**Direction**
Reproduce every line of the records below word for word, leaving out the pictures.

**Visual layout records**
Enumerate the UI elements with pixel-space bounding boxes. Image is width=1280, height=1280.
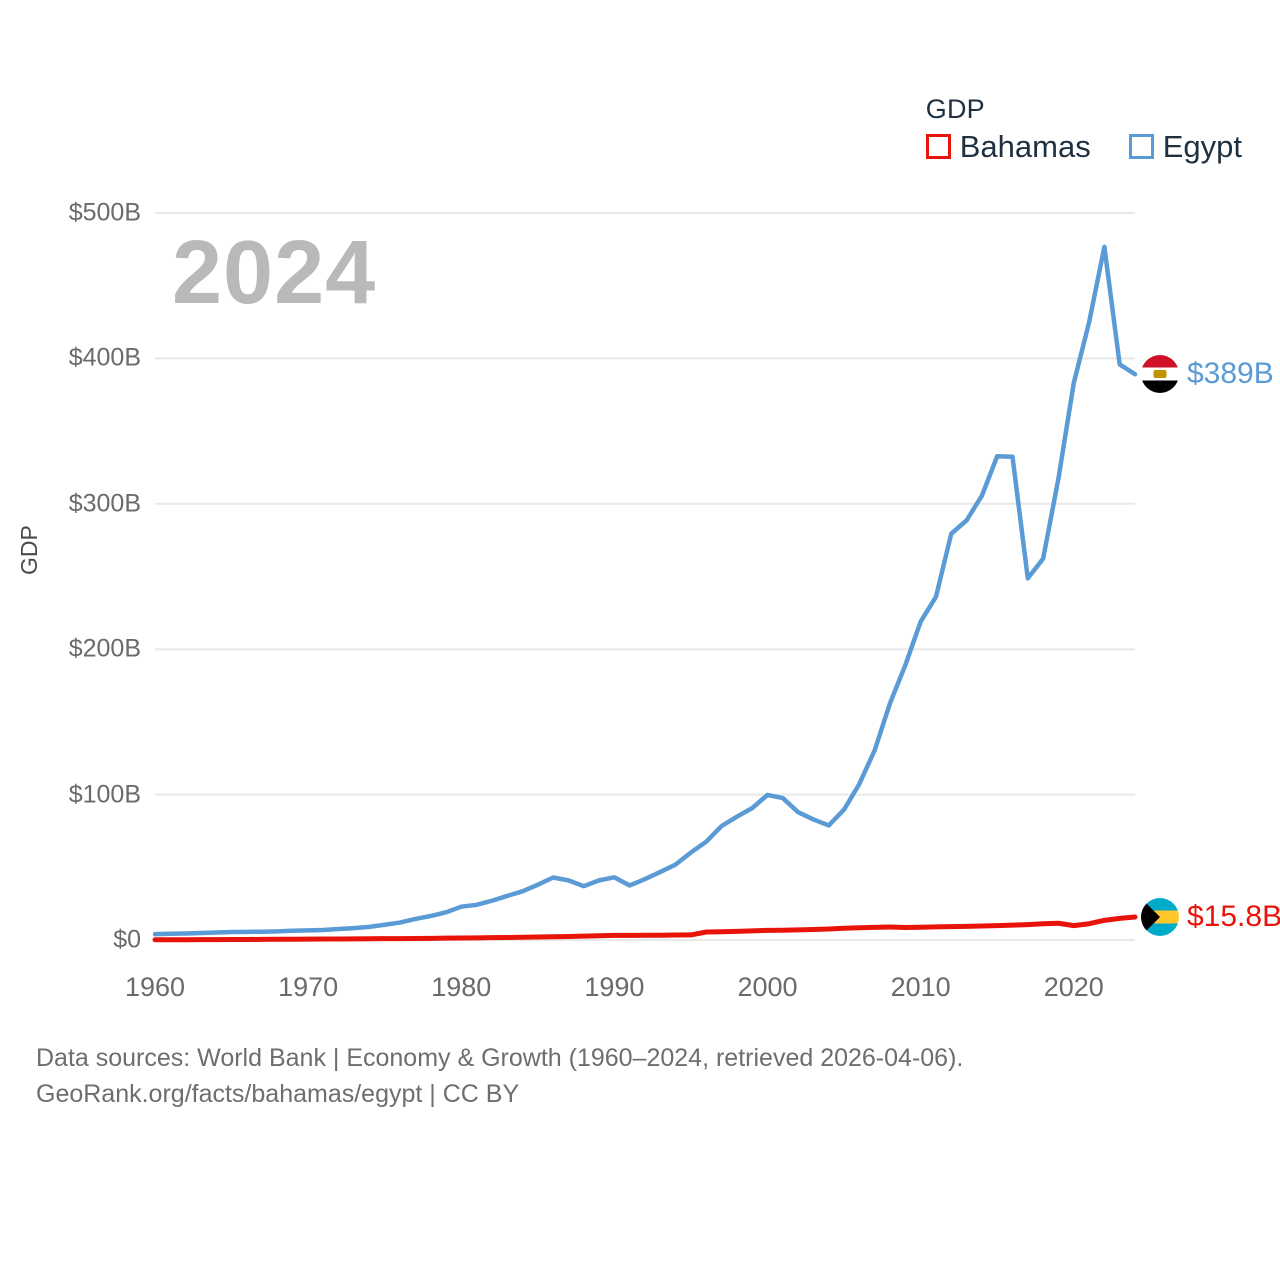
end-label-egypt-value: $389B — [1187, 357, 1274, 391]
y-axis-tick-label: $100B — [68, 780, 141, 809]
y-axis-tick-label: $400B — [68, 343, 141, 372]
x-axis-tick-label: 1980 — [431, 972, 492, 1002]
y-axis-tick-label: $300B — [68, 489, 141, 518]
legend-item-egypt[interactable]: Egypt — [1128, 129, 1242, 164]
legend-item-bahamas[interactable]: Bahamas — [925, 129, 1091, 164]
year-watermark: 2024 — [172, 223, 377, 323]
legend-swatch-bahamas — [925, 134, 951, 159]
chart-footer: Data sources: World Bank | Economy & Gro… — [36, 1040, 963, 1113]
footer-line-1: Data sources: World Bank | Economy & Gro… — [36, 1044, 964, 1072]
chart-legend: GDP Bahamas Egypt — [925, 94, 1242, 164]
egypt-flag-icon — [1141, 355, 1179, 394]
legend-swatch-egypt — [1128, 134, 1154, 159]
legend-label-egypt: Egypt — [1162, 129, 1242, 164]
series-line-bahamas — [152, 914, 1138, 943]
y-axis-tick-label: $200B — [68, 634, 141, 663]
legend-title: GDP — [925, 94, 985, 124]
x-axis-tick-label: 1970 — [278, 972, 339, 1002]
end-label-egypt: $389B — [1141, 355, 1274, 394]
x-axis-tick-label: 2000 — [737, 972, 798, 1002]
y-axis-tick-label: $500B — [68, 198, 141, 227]
x-axis-tick-label: 1990 — [584, 972, 645, 1002]
y-axis-tick-label: $0 — [113, 925, 141, 954]
legend-label-bahamas: Bahamas — [959, 129, 1091, 164]
x-axis-tick-label: 2010 — [890, 972, 951, 1002]
footer-line-2[interactable]: GeoRank.org/facts/bahamas/egypt | CC BY — [36, 1080, 520, 1109]
end-label-bahamas-value: $15.8B — [1187, 900, 1280, 934]
bahamas-flag-icon — [1141, 898, 1179, 937]
bahamas-triangle-icon — [1141, 898, 1160, 937]
x-axis-tick-label: 1960 — [124, 972, 186, 1002]
egypt-eagle-emblem-icon — [1153, 370, 1167, 379]
x-axis-tick-label: 2020 — [1043, 972, 1104, 1002]
series-line-egypt — [152, 244, 1138, 937]
end-label-bahamas: $15.8B — [1141, 898, 1280, 937]
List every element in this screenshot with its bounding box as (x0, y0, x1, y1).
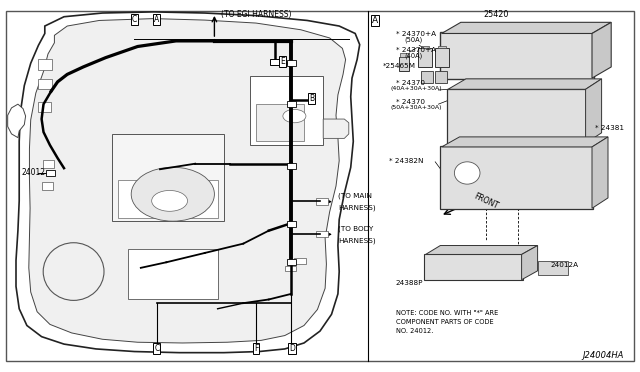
Bar (42, 182, 53, 190)
Text: (TO BODY: (TO BODY (338, 225, 373, 232)
Polygon shape (448, 79, 602, 89)
Polygon shape (522, 246, 538, 280)
Bar (435, 71, 447, 83)
Text: *25465M: *25465M (383, 63, 416, 69)
Bar (287, 60, 296, 66)
Text: * 24370: * 24370 (396, 80, 424, 86)
Bar (538, 261, 568, 275)
Text: E: E (280, 57, 285, 66)
Text: (TO MAIN: (TO MAIN (338, 193, 372, 199)
Bar (287, 259, 296, 265)
Bar (285, 266, 296, 271)
Text: D: D (289, 344, 295, 353)
Bar (112, 134, 224, 221)
FancyBboxPatch shape (440, 146, 593, 209)
Text: 24012A: 24012A (550, 262, 579, 268)
Text: FRONT: FRONT (472, 192, 500, 211)
Bar (250, 76, 323, 145)
Text: * 24370+A: * 24370+A (396, 31, 436, 37)
Text: (50A): (50A) (404, 36, 423, 43)
Text: (40A+30A+30A): (40A+30A+30A) (390, 86, 442, 91)
Bar (38, 102, 51, 112)
Polygon shape (16, 12, 360, 353)
FancyBboxPatch shape (424, 254, 523, 280)
Polygon shape (586, 79, 602, 143)
Polygon shape (592, 137, 608, 208)
Text: A: A (154, 15, 159, 24)
Text: (40A): (40A) (404, 52, 423, 59)
Bar (256, 104, 304, 141)
Bar (316, 198, 328, 205)
Text: * 24381: * 24381 (595, 125, 624, 131)
Text: (50A+30A+30A): (50A+30A+30A) (390, 105, 442, 110)
Bar (400, 53, 408, 57)
Text: NOTE: CODE NO. WITH "*" ARE
COMPONENT PARTS OF CODE
NO. 24012.: NOTE: CODE NO. WITH "*" ARE COMPONENT PA… (396, 310, 498, 334)
Ellipse shape (454, 162, 480, 184)
Text: F: F (254, 344, 258, 353)
Text: * 24370: * 24370 (396, 99, 424, 105)
Bar (316, 231, 328, 237)
Text: HARNESS): HARNESS) (338, 205, 376, 211)
Text: A: A (372, 16, 378, 25)
Bar (287, 163, 296, 169)
Bar (438, 46, 447, 48)
Polygon shape (323, 119, 349, 138)
Polygon shape (442, 22, 611, 33)
Polygon shape (592, 22, 611, 78)
Bar (270, 59, 283, 65)
Text: (TO EGI HARNESS): (TO EGI HARNESS) (221, 10, 291, 19)
Ellipse shape (131, 167, 214, 221)
Text: 24012: 24012 (22, 169, 46, 177)
Text: C: C (154, 344, 159, 353)
Polygon shape (426, 246, 538, 254)
Bar (46, 170, 55, 176)
Bar (38, 59, 52, 70)
Text: * 24382N: * 24382N (389, 158, 424, 164)
Bar (287, 101, 296, 107)
Text: * 24370+A: * 24370+A (396, 47, 436, 53)
Text: 24388P: 24388P (396, 280, 423, 286)
FancyBboxPatch shape (440, 32, 594, 79)
Bar (43, 160, 54, 168)
Bar (421, 71, 433, 83)
Text: HARNESS): HARNESS) (338, 237, 376, 244)
Bar (399, 57, 409, 71)
Ellipse shape (44, 243, 104, 301)
Polygon shape (8, 104, 26, 138)
Bar (287, 221, 296, 227)
Bar (118, 180, 218, 218)
Bar (418, 48, 432, 67)
Bar (435, 48, 449, 67)
Circle shape (283, 109, 306, 123)
Text: J24004HA: J24004HA (582, 351, 624, 360)
Polygon shape (442, 137, 608, 147)
Bar (38, 79, 52, 89)
Text: C: C (132, 15, 137, 24)
Bar (294, 258, 306, 264)
Polygon shape (29, 19, 346, 343)
Bar (420, 46, 429, 48)
Circle shape (152, 190, 188, 211)
Text: 25420: 25420 (483, 10, 509, 19)
Text: B: B (309, 94, 314, 103)
FancyBboxPatch shape (447, 89, 587, 144)
Bar (128, 249, 218, 299)
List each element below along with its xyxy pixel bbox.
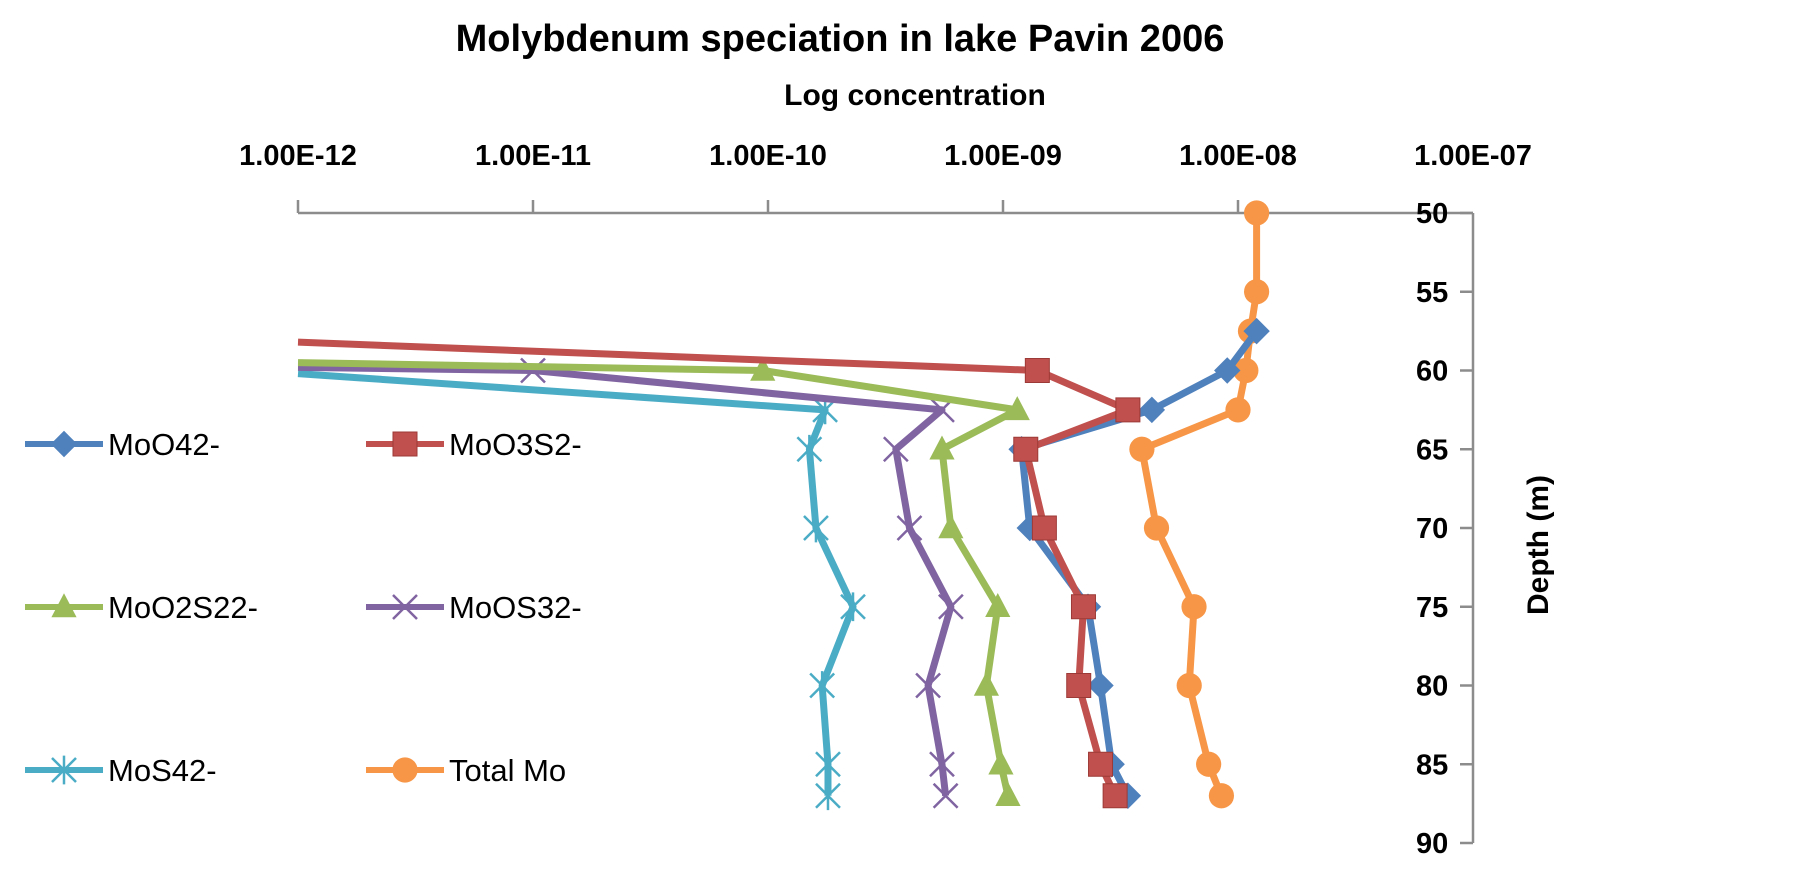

**Task result**
Enumerate the UI elements with pixel-space bounding boxes. Image is width=1280, height=1280.
end-label-egypt-value: $389B — [1187, 357, 1274, 391]
y-axis-tick-label: $100B — [68, 780, 141, 809]
y-axis-tick-label: $400B — [68, 343, 141, 372]
x-axis-tick-label: 1980 — [431, 972, 492, 1002]
y-axis-tick-label: $300B — [68, 489, 141, 518]
legend-item-egypt[interactable]: Egypt — [1128, 129, 1242, 164]
legend-item-bahamas[interactable]: Bahamas — [925, 129, 1091, 164]
year-watermark: 2024 — [172, 223, 377, 323]
legend-swatch-bahamas — [925, 134, 951, 159]
chart-footer: Data sources: World Bank | Economy & Gro… — [36, 1040, 963, 1113]
footer-line-1: Data sources: World Bank | Economy & Gro… — [36, 1044, 964, 1072]
chart-legend: GDP Bahamas Egypt — [925, 94, 1242, 164]
egypt-flag-icon — [1141, 355, 1179, 394]
legend-swatch-egypt — [1128, 134, 1154, 159]
legend-label-egypt: Egypt — [1162, 129, 1242, 164]
series-line-bahamas — [152, 914, 1138, 943]
y-axis-tick-label: $200B — [68, 634, 141, 663]
legend-title: GDP — [925, 94, 985, 124]
x-axis-tick-label: 1970 — [278, 972, 339, 1002]
end-label-egypt: $389B — [1141, 355, 1274, 394]
x-axis-tick-label: 2000 — [737, 972, 798, 1002]
y-axis-tick-label: $500B — [68, 198, 141, 227]
x-axis-tick-label: 1990 — [584, 972, 645, 1002]
y-axis-tick-label: $0 — [113, 925, 141, 954]
legend-label-bahamas: Bahamas — [959, 129, 1091, 164]
x-axis-tick-label: 2010 — [890, 972, 951, 1002]
footer-line-2[interactable]: GeoRank.org/facts/bahamas/egypt | CC BY — [36, 1080, 520, 1109]
end-label-bahamas-value: $15.8B — [1187, 900, 1280, 934]
bahamas-flag-icon — [1141, 898, 1179, 937]
bahamas-triangle-icon — [1141, 898, 1160, 937]
x-axis-tick-label: 1960 — [124, 972, 186, 1002]
egypt-eagle-emblem-icon — [1153, 370, 1167, 379]
x-axis-tick-label: 2020 — [1043, 972, 1104, 1002]
series-line-egypt — [152, 244, 1138, 937]
end-label-bahamas: $15.8B — [1141, 898, 1280, 937]
List every element in this screenshot with its bounding box as (x0, y0, x1, y1).
Bar (42, 182, 53, 190)
Text: (TO BODY: (TO BODY (338, 225, 373, 232)
Polygon shape (448, 79, 602, 89)
Polygon shape (522, 246, 538, 280)
Bar (435, 71, 447, 83)
Text: *25465M: *25465M (383, 63, 416, 69)
Bar (287, 60, 296, 66)
Text: * 24370: * 24370 (396, 80, 424, 86)
Bar (538, 261, 568, 275)
Text: E: E (280, 57, 285, 66)
Text: (TO MAIN: (TO MAIN (338, 193, 372, 199)
Bar (287, 259, 296, 265)
Bar (285, 266, 296, 271)
Text: D: D (289, 344, 295, 353)
Bar (112, 134, 224, 221)
FancyBboxPatch shape (440, 146, 593, 209)
Text: 24012A: 24012A (550, 262, 579, 268)
Text: FRONT: FRONT (472, 192, 500, 211)
Bar (250, 76, 323, 145)
Text: * 24370+A: * 24370+A (396, 31, 436, 37)
Text: (50A): (50A) (404, 36, 423, 43)
Text: (40A+30A+30A): (40A+30A+30A) (390, 86, 442, 91)
Bar (38, 102, 51, 112)
Polygon shape (16, 12, 360, 353)
FancyBboxPatch shape (424, 254, 523, 280)
Polygon shape (586, 79, 602, 143)
Polygon shape (592, 137, 608, 208)
Text: A: A (154, 15, 159, 24)
Text: (40A): (40A) (404, 52, 423, 59)
Bar (256, 104, 304, 141)
Bar (316, 198, 328, 205)
Text: * 24381: * 24381 (595, 125, 624, 131)
Text: (50A+30A+30A): (50A+30A+30A) (390, 105, 442, 110)
Bar (400, 53, 408, 57)
Text: NOTE: CODE NO. WITH "*" ARE
COMPONENT PARTS OF CODE
NO. 24012.: NOTE: CODE NO. WITH "*" ARE COMPONENT PA… (396, 310, 498, 334)
Ellipse shape (454, 162, 480, 184)
Text: F: F (254, 344, 258, 353)
Text: * 24370: * 24370 (396, 99, 424, 105)
Bar (316, 231, 328, 237)
Text: HARNESS): HARNESS) (338, 205, 376, 211)
Text: A: A (372, 16, 378, 25)
Bar (287, 163, 296, 169)
Bar (438, 46, 447, 48)
Polygon shape (323, 119, 349, 138)
Polygon shape (442, 22, 611, 33)
Polygon shape (592, 22, 611, 78)
Bar (270, 59, 283, 65)
Text: (TO EGI HARNESS): (TO EGI HARNESS) (221, 10, 291, 19)
Ellipse shape (131, 167, 214, 221)
Text: 24012: 24012 (22, 169, 46, 177)
Text: C: C (154, 344, 159, 353)
Polygon shape (426, 246, 538, 254)
Bar (46, 170, 55, 176)
Bar (38, 59, 52, 70)
Text: * 24382N: * 24382N (389, 158, 424, 164)
Bar (287, 101, 296, 107)
Text: * 24370+A: * 24370+A (396, 47, 436, 53)
Text: 24388P: 24388P (396, 280, 423, 286)
FancyBboxPatch shape (440, 32, 594, 79)
Bar (43, 160, 54, 168)
Bar (421, 71, 433, 83)
Text: HARNESS): HARNESS) (338, 237, 376, 244)
Bar (399, 57, 409, 71)
Ellipse shape (44, 243, 104, 301)
Polygon shape (8, 104, 26, 138)
Bar (287, 221, 296, 227)
Bar (118, 180, 218, 218)
Bar (418, 48, 432, 67)
Bar (435, 48, 449, 67)
Circle shape (283, 109, 306, 123)
Text: J24004HA: J24004HA (582, 351, 624, 360)
Polygon shape (442, 137, 608, 147)
Bar (38, 79, 52, 89)
Text: C: C (132, 15, 137, 24)
Bar (294, 258, 306, 264)
Polygon shape (29, 19, 346, 343)
Bar (420, 46, 429, 48)
Circle shape (152, 190, 188, 211)
Text: 25420: 25420 (483, 10, 509, 19)
Text: B: B (309, 94, 314, 103)
FancyBboxPatch shape (447, 89, 587, 144)
Bar (128, 249, 218, 299)
List each element below along with its xyxy pixel bbox.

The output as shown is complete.